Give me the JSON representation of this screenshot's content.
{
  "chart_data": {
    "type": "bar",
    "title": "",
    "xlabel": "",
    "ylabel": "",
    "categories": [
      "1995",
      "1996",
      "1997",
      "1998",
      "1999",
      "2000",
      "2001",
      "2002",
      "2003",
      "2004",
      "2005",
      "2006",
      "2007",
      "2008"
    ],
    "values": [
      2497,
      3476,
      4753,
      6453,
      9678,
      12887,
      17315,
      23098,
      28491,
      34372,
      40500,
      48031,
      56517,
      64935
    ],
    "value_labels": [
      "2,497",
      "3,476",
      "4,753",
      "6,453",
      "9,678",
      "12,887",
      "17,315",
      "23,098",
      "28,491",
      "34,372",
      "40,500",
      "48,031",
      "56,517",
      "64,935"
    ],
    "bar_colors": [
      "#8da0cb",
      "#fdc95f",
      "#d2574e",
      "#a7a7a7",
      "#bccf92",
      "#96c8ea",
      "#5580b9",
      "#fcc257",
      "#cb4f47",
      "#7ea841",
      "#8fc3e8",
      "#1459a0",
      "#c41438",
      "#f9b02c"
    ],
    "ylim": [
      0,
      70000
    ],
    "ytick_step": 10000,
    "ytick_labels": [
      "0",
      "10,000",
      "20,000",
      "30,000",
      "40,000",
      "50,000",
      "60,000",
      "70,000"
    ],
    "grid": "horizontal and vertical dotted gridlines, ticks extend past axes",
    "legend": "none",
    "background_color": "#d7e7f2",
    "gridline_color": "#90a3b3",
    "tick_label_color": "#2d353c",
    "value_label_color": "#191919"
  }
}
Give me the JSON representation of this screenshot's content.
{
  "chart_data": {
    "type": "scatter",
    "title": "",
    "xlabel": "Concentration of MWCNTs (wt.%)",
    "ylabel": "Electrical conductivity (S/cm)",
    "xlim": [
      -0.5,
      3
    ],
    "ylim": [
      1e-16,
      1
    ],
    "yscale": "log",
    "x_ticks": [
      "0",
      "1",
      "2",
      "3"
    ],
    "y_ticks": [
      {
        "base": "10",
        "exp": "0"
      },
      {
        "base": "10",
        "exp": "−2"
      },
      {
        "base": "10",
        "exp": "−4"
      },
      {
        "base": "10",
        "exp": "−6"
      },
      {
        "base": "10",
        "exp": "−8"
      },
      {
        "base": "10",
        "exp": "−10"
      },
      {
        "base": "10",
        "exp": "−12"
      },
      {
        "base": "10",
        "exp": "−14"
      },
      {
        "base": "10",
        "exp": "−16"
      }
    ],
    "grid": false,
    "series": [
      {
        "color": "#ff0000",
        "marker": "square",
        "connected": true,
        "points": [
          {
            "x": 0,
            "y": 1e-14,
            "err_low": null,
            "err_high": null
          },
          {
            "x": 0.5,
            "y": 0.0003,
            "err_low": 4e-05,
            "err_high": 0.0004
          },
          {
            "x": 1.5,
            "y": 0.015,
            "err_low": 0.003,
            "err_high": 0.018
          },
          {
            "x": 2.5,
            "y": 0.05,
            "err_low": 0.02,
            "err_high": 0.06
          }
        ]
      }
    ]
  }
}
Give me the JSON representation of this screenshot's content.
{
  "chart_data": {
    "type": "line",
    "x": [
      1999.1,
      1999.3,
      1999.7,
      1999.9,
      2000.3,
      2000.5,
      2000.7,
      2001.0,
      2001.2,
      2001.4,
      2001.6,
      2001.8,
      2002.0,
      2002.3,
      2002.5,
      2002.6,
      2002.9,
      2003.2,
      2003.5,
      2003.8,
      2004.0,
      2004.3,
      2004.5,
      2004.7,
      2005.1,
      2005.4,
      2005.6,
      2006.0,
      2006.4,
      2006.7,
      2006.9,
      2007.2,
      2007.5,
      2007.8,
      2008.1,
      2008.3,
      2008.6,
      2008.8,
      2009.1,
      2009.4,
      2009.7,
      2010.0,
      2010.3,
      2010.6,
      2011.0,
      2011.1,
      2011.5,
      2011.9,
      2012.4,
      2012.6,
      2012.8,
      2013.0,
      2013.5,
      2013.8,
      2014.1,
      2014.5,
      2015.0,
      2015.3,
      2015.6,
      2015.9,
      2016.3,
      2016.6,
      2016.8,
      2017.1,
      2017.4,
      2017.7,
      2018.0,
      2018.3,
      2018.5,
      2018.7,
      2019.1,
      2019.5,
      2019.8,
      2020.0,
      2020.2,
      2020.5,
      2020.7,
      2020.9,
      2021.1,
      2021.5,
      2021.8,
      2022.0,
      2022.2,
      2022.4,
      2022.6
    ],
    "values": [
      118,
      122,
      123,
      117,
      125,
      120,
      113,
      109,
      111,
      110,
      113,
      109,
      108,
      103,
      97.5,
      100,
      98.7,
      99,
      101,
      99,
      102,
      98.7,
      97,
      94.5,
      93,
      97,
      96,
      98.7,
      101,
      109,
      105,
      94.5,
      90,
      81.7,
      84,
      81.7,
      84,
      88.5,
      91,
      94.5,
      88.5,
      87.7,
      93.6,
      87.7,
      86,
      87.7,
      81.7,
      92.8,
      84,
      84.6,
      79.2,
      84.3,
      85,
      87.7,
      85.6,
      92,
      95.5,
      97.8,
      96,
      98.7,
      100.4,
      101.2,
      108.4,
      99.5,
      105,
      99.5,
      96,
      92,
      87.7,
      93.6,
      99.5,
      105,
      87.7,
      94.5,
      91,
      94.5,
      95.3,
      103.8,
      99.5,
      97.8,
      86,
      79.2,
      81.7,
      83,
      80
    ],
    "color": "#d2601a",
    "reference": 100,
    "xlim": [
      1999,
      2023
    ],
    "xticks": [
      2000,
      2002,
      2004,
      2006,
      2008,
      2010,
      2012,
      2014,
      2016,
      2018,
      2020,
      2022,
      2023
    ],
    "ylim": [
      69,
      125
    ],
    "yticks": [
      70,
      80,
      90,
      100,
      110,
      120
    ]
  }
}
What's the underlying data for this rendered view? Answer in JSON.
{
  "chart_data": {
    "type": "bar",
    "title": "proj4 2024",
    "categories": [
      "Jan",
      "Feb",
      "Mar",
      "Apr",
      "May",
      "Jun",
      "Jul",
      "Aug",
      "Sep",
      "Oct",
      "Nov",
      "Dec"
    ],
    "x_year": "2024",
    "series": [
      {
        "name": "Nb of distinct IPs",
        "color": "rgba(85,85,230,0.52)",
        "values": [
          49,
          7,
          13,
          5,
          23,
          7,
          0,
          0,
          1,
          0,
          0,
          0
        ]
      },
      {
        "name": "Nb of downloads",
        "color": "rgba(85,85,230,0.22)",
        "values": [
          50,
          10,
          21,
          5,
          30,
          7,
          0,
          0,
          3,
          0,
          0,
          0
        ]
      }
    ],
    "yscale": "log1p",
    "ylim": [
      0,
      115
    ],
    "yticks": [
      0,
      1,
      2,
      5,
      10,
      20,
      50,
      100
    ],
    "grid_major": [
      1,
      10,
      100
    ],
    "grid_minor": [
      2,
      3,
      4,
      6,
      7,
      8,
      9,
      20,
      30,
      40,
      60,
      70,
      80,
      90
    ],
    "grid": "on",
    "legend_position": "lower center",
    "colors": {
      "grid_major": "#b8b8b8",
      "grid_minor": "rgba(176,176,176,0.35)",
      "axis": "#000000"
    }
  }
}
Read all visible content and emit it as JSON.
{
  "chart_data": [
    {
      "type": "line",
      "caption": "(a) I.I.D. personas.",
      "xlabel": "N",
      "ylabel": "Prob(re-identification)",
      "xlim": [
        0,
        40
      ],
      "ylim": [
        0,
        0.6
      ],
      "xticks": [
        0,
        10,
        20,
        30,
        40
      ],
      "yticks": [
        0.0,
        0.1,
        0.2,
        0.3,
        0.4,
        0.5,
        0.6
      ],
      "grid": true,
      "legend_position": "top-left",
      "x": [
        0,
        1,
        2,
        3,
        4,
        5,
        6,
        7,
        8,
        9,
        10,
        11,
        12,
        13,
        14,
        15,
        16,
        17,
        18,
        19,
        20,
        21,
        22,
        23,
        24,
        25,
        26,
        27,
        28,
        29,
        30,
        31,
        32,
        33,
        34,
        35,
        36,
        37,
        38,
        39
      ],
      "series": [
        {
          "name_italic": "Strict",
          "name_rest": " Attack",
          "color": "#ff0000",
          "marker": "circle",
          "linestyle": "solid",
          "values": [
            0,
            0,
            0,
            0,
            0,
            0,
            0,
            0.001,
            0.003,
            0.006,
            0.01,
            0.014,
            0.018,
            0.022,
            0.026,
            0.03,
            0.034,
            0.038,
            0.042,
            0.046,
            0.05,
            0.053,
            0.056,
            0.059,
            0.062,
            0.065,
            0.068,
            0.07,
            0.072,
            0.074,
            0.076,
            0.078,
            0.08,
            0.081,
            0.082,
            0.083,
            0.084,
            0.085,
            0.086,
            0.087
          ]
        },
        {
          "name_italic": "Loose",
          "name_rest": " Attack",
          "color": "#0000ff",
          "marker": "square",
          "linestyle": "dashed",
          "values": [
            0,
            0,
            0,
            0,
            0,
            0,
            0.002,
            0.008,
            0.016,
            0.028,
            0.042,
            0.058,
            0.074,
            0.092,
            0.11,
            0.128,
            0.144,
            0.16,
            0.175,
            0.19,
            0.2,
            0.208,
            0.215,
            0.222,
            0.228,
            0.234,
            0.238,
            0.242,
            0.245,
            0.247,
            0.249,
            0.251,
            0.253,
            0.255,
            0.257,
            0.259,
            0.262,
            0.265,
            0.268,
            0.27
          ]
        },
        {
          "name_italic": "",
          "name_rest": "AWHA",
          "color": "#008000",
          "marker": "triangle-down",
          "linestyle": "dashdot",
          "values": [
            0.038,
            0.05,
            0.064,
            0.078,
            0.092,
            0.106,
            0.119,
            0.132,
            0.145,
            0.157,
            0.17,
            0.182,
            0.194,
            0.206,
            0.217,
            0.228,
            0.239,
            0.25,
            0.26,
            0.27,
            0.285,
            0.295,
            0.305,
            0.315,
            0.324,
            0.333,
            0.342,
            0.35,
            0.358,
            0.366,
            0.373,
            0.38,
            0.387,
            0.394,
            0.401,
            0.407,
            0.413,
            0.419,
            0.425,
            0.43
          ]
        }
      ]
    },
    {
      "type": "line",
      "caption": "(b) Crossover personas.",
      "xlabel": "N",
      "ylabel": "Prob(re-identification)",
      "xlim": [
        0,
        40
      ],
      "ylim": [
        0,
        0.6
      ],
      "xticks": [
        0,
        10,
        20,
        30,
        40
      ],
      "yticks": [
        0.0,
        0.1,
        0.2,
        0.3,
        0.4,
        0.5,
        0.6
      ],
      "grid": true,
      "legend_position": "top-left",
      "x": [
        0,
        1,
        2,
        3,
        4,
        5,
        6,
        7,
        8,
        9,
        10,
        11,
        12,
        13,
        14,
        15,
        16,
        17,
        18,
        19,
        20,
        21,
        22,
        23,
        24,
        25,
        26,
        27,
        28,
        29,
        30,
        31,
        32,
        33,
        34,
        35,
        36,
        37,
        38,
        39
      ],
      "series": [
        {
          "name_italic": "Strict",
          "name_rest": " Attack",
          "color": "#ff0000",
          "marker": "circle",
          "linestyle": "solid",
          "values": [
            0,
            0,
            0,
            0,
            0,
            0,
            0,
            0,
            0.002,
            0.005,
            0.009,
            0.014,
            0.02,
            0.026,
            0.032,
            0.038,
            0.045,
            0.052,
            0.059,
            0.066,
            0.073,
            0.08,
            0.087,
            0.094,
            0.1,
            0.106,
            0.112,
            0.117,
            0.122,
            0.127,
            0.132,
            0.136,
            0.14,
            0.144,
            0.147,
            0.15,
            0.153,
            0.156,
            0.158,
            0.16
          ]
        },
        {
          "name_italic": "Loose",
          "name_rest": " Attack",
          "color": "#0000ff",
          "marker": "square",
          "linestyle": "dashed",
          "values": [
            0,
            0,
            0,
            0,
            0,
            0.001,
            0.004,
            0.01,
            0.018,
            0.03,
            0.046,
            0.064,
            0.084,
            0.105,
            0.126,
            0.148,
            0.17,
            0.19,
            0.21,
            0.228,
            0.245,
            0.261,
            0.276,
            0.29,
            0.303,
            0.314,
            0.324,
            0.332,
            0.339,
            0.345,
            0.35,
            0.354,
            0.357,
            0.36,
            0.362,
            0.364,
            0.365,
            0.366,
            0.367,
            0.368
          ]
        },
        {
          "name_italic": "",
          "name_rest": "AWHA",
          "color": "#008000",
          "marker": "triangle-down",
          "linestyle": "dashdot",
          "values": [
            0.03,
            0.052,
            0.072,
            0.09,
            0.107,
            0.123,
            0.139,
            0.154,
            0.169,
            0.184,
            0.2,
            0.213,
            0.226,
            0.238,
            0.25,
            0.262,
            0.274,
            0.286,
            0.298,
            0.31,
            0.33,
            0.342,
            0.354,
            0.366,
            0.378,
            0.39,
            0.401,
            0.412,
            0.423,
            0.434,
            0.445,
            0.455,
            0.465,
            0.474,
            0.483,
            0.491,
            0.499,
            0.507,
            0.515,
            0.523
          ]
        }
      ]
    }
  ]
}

**********

> **WHAT IS BEING ASKED**: Find the lines holding "ylabel" and list every one.

> **WORKED SOLUTION**:
    "ylabel": "",
    "ylabel": "Electrical conductivity (S/cm)",
      "ylabel": "Prob(re-identification)",
      "ylabel": "Prob(re-identification)",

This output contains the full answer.